REQUIREMENT: Repeat the material exactly, leaving nothing out.

Records contained in a dataset
------------

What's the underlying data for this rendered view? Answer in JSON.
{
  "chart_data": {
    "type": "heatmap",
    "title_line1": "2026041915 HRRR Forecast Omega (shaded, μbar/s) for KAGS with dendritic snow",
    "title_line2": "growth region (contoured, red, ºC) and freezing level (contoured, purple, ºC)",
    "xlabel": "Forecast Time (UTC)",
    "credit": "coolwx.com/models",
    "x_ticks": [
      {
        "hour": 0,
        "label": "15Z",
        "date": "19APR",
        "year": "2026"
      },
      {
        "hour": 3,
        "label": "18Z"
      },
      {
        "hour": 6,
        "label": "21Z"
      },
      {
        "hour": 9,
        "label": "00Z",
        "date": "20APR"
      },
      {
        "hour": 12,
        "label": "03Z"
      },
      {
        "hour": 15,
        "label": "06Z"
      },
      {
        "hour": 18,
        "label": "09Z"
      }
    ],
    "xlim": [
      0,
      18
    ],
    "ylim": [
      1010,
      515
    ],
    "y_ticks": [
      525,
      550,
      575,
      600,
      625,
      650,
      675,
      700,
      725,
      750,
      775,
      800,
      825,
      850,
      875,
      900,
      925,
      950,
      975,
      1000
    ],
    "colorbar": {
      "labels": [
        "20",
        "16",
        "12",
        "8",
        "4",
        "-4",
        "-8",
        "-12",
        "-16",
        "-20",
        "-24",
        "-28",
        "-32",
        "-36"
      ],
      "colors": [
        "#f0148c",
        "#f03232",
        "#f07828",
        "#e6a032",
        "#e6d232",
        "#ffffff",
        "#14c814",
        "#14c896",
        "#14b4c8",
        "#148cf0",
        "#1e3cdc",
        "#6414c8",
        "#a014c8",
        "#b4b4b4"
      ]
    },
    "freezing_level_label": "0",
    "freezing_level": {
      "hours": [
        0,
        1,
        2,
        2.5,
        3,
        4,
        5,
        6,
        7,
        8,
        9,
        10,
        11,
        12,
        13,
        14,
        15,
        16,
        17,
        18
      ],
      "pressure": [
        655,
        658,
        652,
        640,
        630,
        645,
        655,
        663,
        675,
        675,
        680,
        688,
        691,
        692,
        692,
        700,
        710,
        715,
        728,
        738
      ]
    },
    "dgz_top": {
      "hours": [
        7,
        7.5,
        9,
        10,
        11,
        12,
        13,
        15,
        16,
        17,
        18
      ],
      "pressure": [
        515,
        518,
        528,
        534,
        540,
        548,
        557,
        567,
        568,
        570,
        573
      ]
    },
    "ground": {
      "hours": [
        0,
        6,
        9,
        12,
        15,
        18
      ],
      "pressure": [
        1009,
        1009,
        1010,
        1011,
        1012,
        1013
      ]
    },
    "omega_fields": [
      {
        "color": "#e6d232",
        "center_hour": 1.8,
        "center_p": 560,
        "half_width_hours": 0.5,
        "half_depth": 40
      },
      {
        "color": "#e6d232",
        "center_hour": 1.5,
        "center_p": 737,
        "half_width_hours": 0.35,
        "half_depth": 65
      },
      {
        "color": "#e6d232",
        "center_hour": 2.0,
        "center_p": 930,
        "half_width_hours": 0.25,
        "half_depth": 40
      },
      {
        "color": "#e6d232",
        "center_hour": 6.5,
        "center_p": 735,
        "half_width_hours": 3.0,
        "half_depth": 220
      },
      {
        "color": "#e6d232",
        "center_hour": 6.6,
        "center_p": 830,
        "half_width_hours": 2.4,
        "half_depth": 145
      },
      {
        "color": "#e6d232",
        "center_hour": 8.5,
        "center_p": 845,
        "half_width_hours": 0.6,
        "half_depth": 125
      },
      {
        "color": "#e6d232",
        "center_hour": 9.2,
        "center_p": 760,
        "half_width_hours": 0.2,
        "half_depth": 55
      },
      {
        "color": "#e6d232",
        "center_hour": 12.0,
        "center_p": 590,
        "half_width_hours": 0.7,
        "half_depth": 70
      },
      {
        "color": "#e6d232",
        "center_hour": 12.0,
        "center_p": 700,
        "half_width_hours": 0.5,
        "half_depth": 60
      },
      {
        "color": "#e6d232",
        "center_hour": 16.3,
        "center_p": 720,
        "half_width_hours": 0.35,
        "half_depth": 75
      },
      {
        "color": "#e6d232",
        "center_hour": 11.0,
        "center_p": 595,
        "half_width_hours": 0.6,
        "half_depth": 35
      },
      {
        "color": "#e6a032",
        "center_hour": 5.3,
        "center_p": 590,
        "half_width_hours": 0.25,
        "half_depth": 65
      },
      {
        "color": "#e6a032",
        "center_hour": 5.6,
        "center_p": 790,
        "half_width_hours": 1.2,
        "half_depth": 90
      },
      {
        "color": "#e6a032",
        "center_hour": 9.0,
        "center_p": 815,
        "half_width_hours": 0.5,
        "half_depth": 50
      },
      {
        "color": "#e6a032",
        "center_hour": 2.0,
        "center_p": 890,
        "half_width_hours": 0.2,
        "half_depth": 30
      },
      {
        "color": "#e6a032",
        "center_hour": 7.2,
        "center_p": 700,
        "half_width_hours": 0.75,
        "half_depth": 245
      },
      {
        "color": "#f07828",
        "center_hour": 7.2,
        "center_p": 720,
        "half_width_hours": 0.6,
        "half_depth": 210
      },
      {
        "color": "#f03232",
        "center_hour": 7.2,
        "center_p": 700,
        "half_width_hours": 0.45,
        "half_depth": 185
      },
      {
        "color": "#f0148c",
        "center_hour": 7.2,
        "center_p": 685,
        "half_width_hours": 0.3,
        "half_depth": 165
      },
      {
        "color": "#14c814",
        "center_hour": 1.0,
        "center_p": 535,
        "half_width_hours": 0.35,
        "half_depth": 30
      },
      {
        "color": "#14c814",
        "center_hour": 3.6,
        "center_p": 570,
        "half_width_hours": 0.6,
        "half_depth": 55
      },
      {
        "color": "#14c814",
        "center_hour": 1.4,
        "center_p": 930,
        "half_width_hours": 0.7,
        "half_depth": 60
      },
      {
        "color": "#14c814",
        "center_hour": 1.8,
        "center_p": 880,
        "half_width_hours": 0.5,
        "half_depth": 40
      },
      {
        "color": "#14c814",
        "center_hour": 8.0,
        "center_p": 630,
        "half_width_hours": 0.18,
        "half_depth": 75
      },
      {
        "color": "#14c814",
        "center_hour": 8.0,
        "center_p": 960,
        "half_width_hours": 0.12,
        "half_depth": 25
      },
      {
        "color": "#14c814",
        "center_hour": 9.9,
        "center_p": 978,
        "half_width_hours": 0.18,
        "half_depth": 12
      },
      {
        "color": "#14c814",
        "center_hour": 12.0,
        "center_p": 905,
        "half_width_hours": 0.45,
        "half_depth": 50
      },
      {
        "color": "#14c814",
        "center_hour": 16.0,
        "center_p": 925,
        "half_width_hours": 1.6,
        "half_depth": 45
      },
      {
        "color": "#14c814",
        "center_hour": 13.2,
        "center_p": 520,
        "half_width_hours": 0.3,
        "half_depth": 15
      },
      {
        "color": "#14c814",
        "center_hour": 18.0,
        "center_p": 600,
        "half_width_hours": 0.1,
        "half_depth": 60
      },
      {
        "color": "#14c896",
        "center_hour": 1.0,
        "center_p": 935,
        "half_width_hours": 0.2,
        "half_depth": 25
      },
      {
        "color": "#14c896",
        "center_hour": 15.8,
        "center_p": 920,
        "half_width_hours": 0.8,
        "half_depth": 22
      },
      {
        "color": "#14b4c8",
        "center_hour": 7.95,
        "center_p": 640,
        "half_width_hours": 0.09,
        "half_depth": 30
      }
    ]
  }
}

------------

OUTPUT BELOW:
What's the underlying data for this rendered view? Answer in JSON.
{
  "chart_data": {
    "type": "heatmap",
    "title_line1": "2026041915 HRRR Forecast Omega (shaded, μbar/s) for KAGS with dendritic snow",
    "title_line2": "growth region (contoured, red, ºC) and freezing level (contoured, purple, ºC)",
    "xlabel": "Forecast Time (UTC)",
    "credit": "coolwx.com/models",
    "x_ticks": [
      {
        "hour": 0,
        "label": "15Z",
        "date": "19APR",
        "year": "2026"
      },
      {
        "hour": 3,
        "label": "18Z"
      },
      {
        "hour": 6,
        "label": "21Z"
      },
      {
        "hour": 9,
        "label": "00Z",
        "date": "20APR"
      },
      {
        "hour": 12,
        "label": "03Z"
      },
      {
        "hour": 15,
        "label": "06Z"
      },
      {
        "hour": 18,
        "label": "09Z"
      }
    ],
    "xlim": [
      0,
      18
    ],
    "ylim": [
      1010,
      515
    ],
    "y_ticks": [
      525,
      550,
      575,
      600,
      625,
      650,
      675,
      700,
      725,
      750,
      775,
      800,
      825,
      850,
      875,
      900,
      925,
      950,
      975,
      1000
    ],
    "colorbar": {
      "labels": [
        "20",
        "16",
        "12",
        "8",
        "4",
        "-4",
        "-8",
        "-12",
        "-16",
        "-20",
        "-24",
        "-28",
        "-32",
        "-36"
      ],
      "colors": [
        "#f0148c",
        "#f03232",
        "#f07828",
        "#e6a032",
        "#e6d232",
        "#ffffff",
        "#14c814",
        "#14c896",
        "#14b4c8",
        "#148cf0",
        "#1e3cdc",
        "#6414c8",
        "#a014c8",
        "#b4b4b4"
      ]
    },
    "freezing_level_label": "0",
    "freezing_level": {
      "hours": [
        0,
        1,
        2,
        2.5,
        3,
        4,
        5,
        6,
        7,
        8,
        9,
        10,
        11,
        12,
        13,
        14,
        15,
        16,
        17,
        18
      ],
      "pressure": [
        655,
        658,
        652,
        640,
        630,
        645,
        655,
        663,
        675,
        675,
        680,
        688,
        691,
        692,
        692,
        700,
        710,
        715,
        728,
        738
      ]
    },
    "dgz_top": {
      "hours": [
        7,
        7.5,
        9,
        10,
        11,
        12,
        13,
        15,
        16,
        17,
        18
      ],
      "pressure": [
        515,
        518,
        528,
        534,
        540,
        548,
        557,
        567,
        568,
        570,
        573
      ]
    },
    "ground": {
      "hours": [
        0,
        6,
        9,
        12,
        15,
        18
      ],
      "pressure": [
        1009,
        1009,
        1010,
        1011,
        1012,
        1013
      ]
    },
    "omega_fields": [
      {
        "color": "#e6d232",
        "center_hour": 1.8,
        "center_p": 560,
        "half_width_hours": 0.5,
        "half_depth": 40
      },
      {
        "color": "#e6d232",
        "center_hour": 1.5,
        "center_p": 737,
        "half_width_hours": 0.35,
        "half_depth": 65
      },
      {
        "color": "#e6d232",
        "center_hour": 2.0,
        "center_p": 930,
        "half_width_hours": 0.25,
        "half_depth": 40
      },
      {
        "color": "#e6d232",
        "center_hour": 6.5,
        "center_p": 735,
        "half_width_hours": 3.0,
        "half_depth": 220
      },
      {
        "color": "#e6d232",
        "center_hour": 6.6,
        "center_p": 830,
        "half_width_hours": 2.4,
        "half_depth": 145
      },
      {
        "color": "#e6d232",
        "center_hour": 8.5,
        "center_p": 845,
        "half_width_hours": 0.6,
        "half_depth": 125
      },
      {
        "color": "#e6d232",
        "center_hour": 9.2,
        "center_p": 760,
        "half_width_hours": 0.2,
        "half_depth": 55
      },
      {
        "color": "#e6d232",
        "center_hour": 12.0,
        "center_p": 590,
        "half_width_hours": 0.7,
        "half_depth": 70
      },
      {
        "color": "#e6d232",
        "center_hour": 12.0,
        "center_p": 700,
        "half_width_hours": 0.5,
        "half_depth": 60
      },
      {
        "color": "#e6d232",
        "center_hour": 16.3,
        "center_p": 720,
        "half_width_hours": 0.35,
        "half_depth": 75
      },
      {
        "color": "#e6d232",
        "center_hour": 11.0,
        "center_p": 595,
        "half_width_hours": 0.6,
        "half_depth": 35
      },
      {
        "color": "#e6a032",
        "center_hour": 5.3,
        "center_p": 590,
        "half_width_hours": 0.25,
        "half_depth": 65
      },
      {
        "color": "#e6a032",
        "center_hour": 5.6,
        "center_p": 790,
        "half_width_hours": 1.2,
        "half_depth": 90
      },
      {
        "color": "#e6a032",
        "center_hour": 9.0,
        "center_p": 815,
        "half_width_hours": 0.5,
        "half_depth": 50
      },
      {
        "color": "#e6a032",
        "center_hour": 2.0,
        "center_p": 890,
        "half_width_hours": 0.2,
        "half_depth": 30
      },
      {
        "color": "#e6a032",
        "center_hour": 7.2,
        "center_p": 700,
        "half_width_hours": 0.75,
        "half_depth": 245
      },
      {
        "color": "#f07828",
        "center_hour": 7.2,
        "center_p": 720,
        "half_width_hours": 0.6,
        "half_depth": 210
      },
      {
        "color": "#f03232",
        "center_hour": 7.2,
        "center_p": 700,
        "half_width_hours": 0.45,
        "half_depth": 185
      },
      {
        "color": "#f0148c",
        "center_hour": 7.2,
        "center_p": 685,
        "half_width_hours": 0.3,
        "half_depth": 165
      },
      {
        "color": "#14c814",
        "center_hour": 1.0,
        "center_p": 535,
        "half_width_hours": 0.35,
        "half_depth": 30
      },
      {
        "color": "#14c814",
        "center_hour": 3.6,
        "center_p": 570,
        "half_width_hours": 0.6,
        "half_depth": 55
      },
      {
        "color": "#14c814",
        "center_hour": 1.4,
        "center_p": 930,
        "half_width_hours": 0.7,
        "half_depth": 60
      },
      {
        "color": "#14c814",
        "center_hour": 1.8,
        "center_p": 880,
        "half_width_hours": 0.5,
        "half_depth": 40
      },
      {
        "color": "#14c814",
        "center_hour": 8.0,
        "center_p": 630,
        "half_width_hours": 0.18,
        "half_depth": 75
      },
      {
        "color": "#14c814",
        "center_hour": 8.0,
        "center_p": 960,
        "half_width_hours": 0.12,
        "half_depth": 25
      },
      {
        "color": "#14c814",
        "center_hour": 9.9,
        "center_p": 978,
        "half_width_hours": 0.18,
        "half_depth": 12
      },
      {
        "color": "#14c814",
        "center_hour": 12.0,
        "center_p": 905,
        "half_width_hours": 0.45,
        "half_depth": 50
      },
      {
        "color": "#14c814",
        "center_hour": 16.0,
        "center_p": 925,
        "half_width_hours": 1.6,
        "half_depth": 45
      },
      {
        "color": "#14c814",
        "center_hour": 13.2,
        "center_p": 520,
        "half_width_hours": 0.3,
        "half_depth": 15
      },
      {
        "color": "#14c814",
        "center_hour": 18.0,
        "center_p": 600,
        "half_width_hours": 0.1,
        "half_depth": 60
      },
      {
        "color": "#14c896",
        "center_hour": 1.0,
        "center_p": 935,
        "half_width_hours": 0.2,
        "half_depth": 25
      },
      {
        "color": "#14c896",
        "center_hour": 15.8,
        "center_p": 920,
        "half_width_hours": 0.8,
        "half_depth": 22
      },
      {
        "color": "#14b4c8",
        "center_hour": 7.95,
        "center_p": 640,
        "half_width_hours": 0.09,
        "half_depth": 30
      }
    ]
  }
}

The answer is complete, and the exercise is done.